#### [WRITTEN INSTRUCTION]
Quote the records beneath, complete and exact. Leave out images.

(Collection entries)

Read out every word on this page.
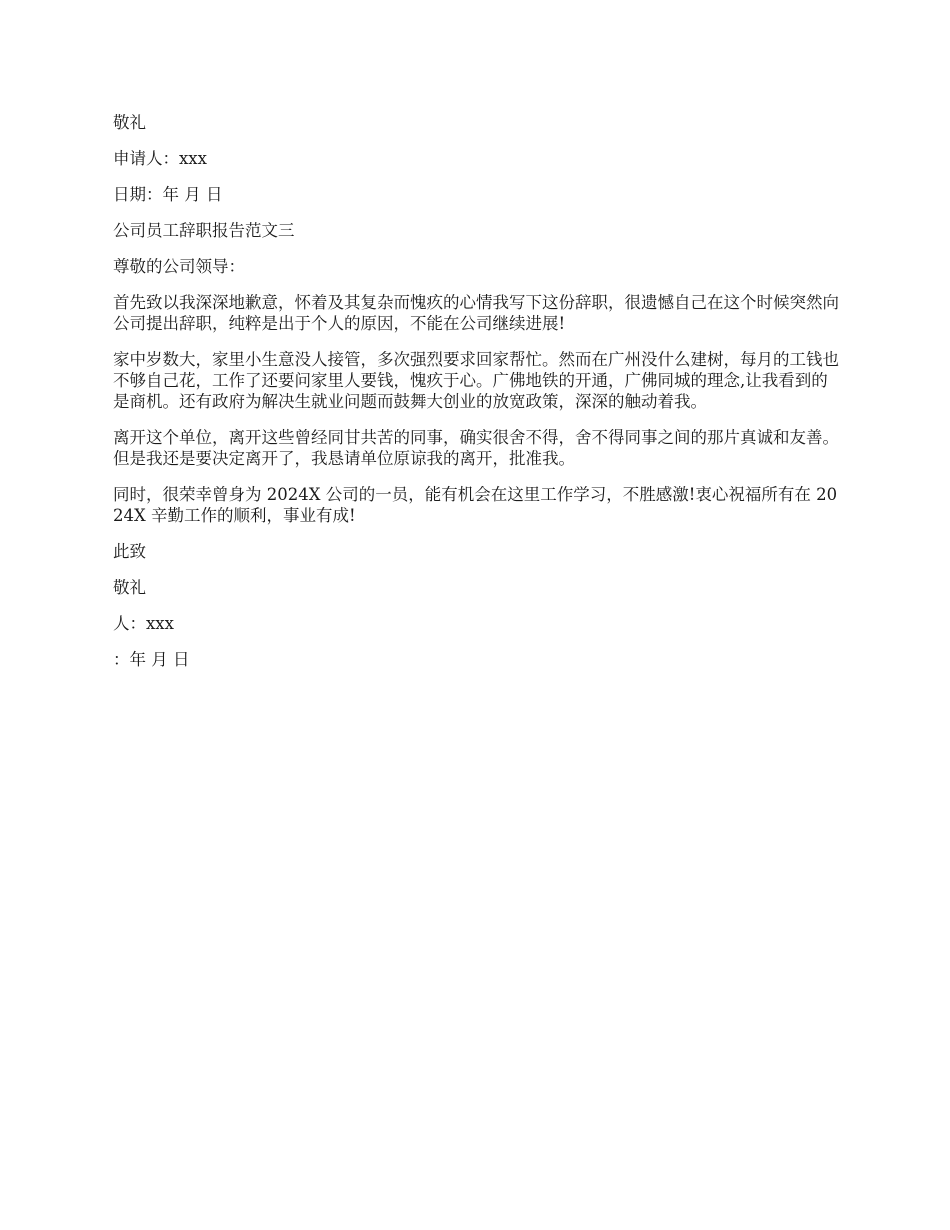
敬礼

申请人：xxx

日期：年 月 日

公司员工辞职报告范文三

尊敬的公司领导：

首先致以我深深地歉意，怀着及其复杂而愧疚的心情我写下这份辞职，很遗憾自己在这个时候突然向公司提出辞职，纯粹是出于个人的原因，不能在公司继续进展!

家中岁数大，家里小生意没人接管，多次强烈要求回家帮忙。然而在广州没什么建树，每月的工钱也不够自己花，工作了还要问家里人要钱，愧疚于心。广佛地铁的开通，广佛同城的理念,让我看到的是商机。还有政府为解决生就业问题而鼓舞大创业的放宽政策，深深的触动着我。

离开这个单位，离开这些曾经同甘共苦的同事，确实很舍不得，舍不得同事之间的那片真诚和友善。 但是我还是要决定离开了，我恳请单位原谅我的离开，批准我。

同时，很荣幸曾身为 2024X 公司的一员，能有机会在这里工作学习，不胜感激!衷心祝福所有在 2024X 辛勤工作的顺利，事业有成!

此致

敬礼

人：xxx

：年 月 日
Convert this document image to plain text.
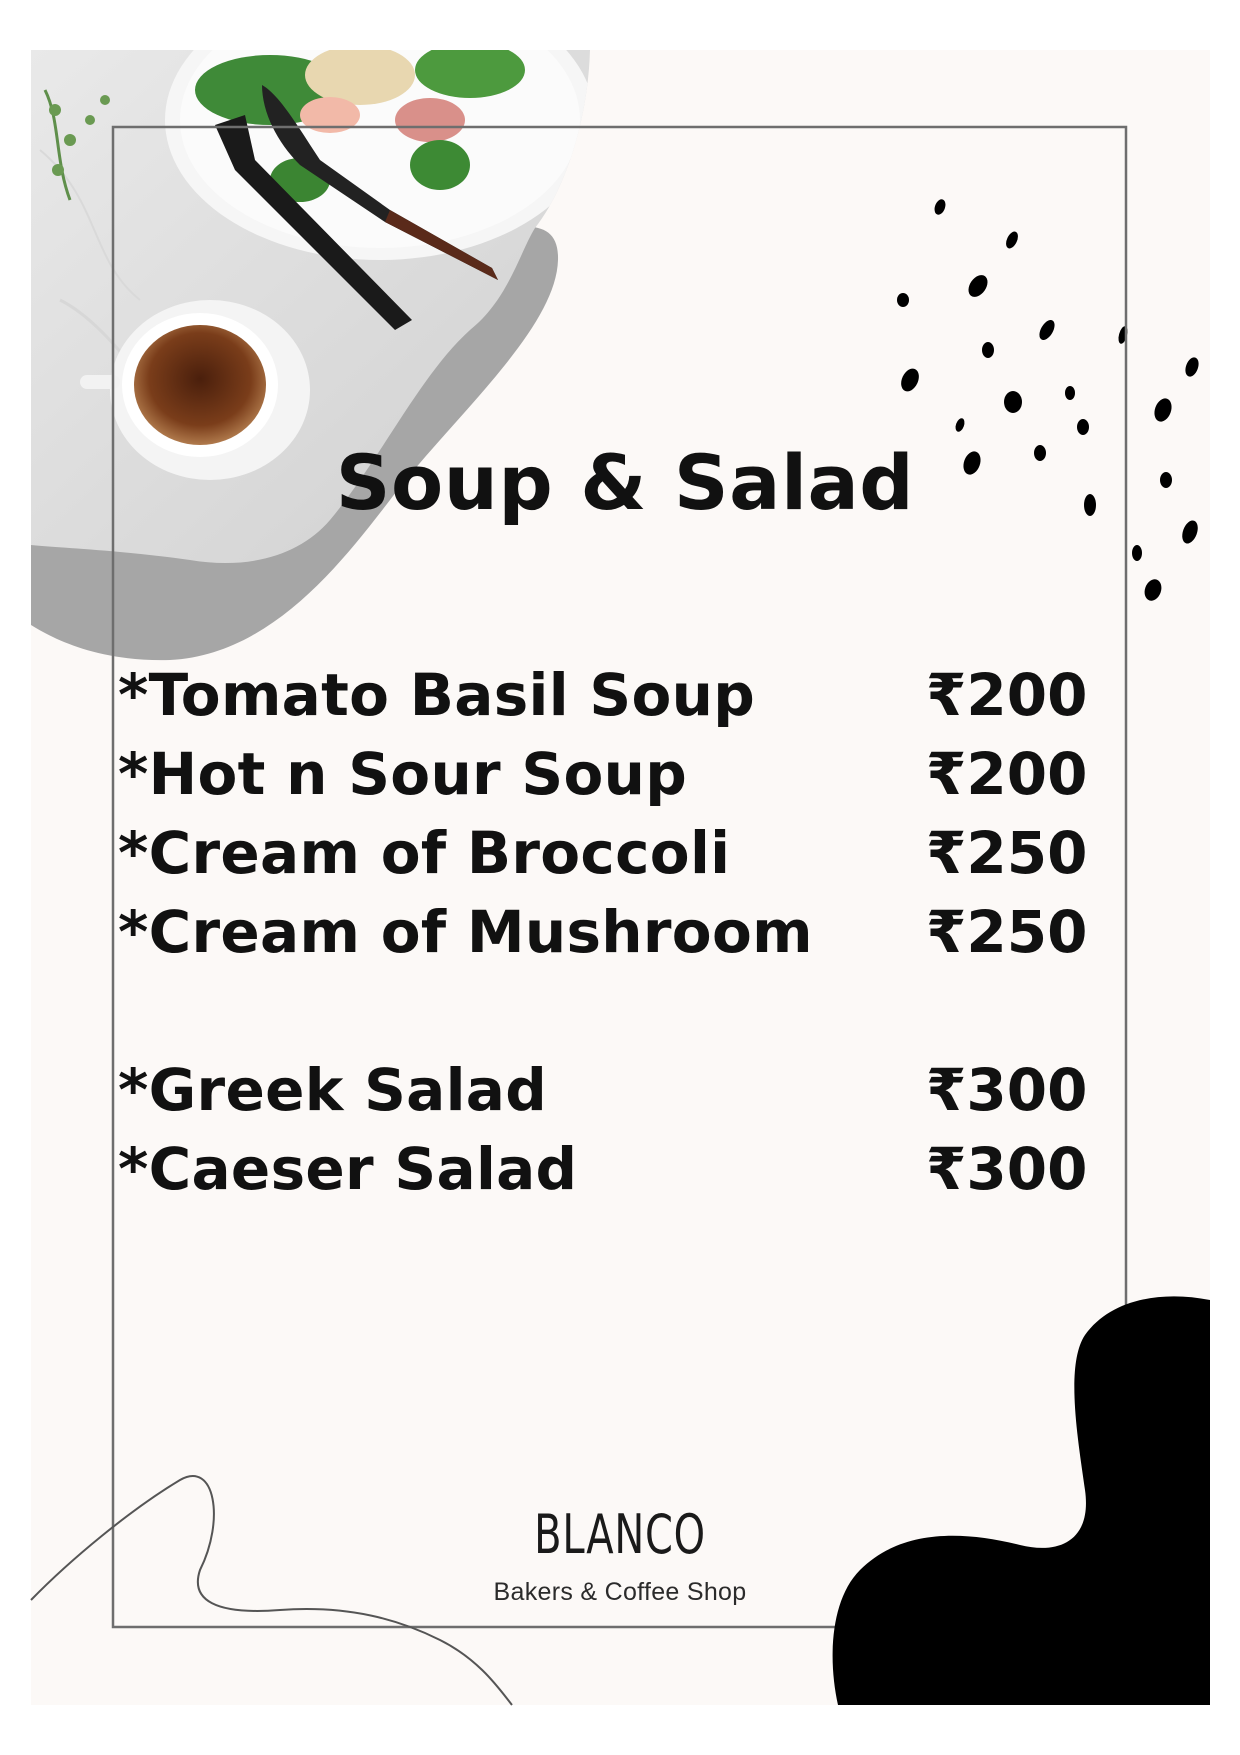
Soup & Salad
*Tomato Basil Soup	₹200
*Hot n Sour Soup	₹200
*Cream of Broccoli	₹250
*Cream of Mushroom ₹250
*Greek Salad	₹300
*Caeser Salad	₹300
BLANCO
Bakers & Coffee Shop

#### [EXERCISE RESPONSE]
Read out every word on this page.
敬礼

申请人：xxx

日期：年 月 日

公司员工辞职报告范文三

尊敬的公司领导：

首先致以我深深地歉意，怀着及其复杂而愧疚的心情我写下这份辞职，很遗憾自己在这个时候突然向公司提出辞职，纯粹是出于个人的原因，不能在公司继续进展!

家中岁数大，家里小生意没人接管，多次强烈要求回家帮忙。然而在广州没什么建树，每月的工钱也不够自己花，工作了还要问家里人要钱，愧疚于心。广佛地铁的开通，广佛同城的理念,让我看到的是商机。还有政府为解决生就业问题而鼓舞大创业的放宽政策，深深的触动着我。

离开这个单位，离开这些曾经同甘共苦的同事，确实很舍不得，舍不得同事之间的那片真诚和友善。 但是我还是要决定离开了，我恳请单位原谅我的离开，批准我。

同时，很荣幸曾身为 2024X 公司的一员，能有机会在这里工作学习，不胜感激!衷心祝福所有在 2024X 辛勤工作的顺利，事业有成!

此致

敬礼

人：xxx

：年 月 日
Convert this document image to plain text.
Soup & Salad
*Tomato Basil Soup	₹200
*Hot n Sour Soup	₹200
*Cream of Broccoli	₹250
*Cream of Mushroom ₹250
*Greek Salad	₹300
*Caeser Salad	₹300
BLANCO
Bakers & Coffee Shop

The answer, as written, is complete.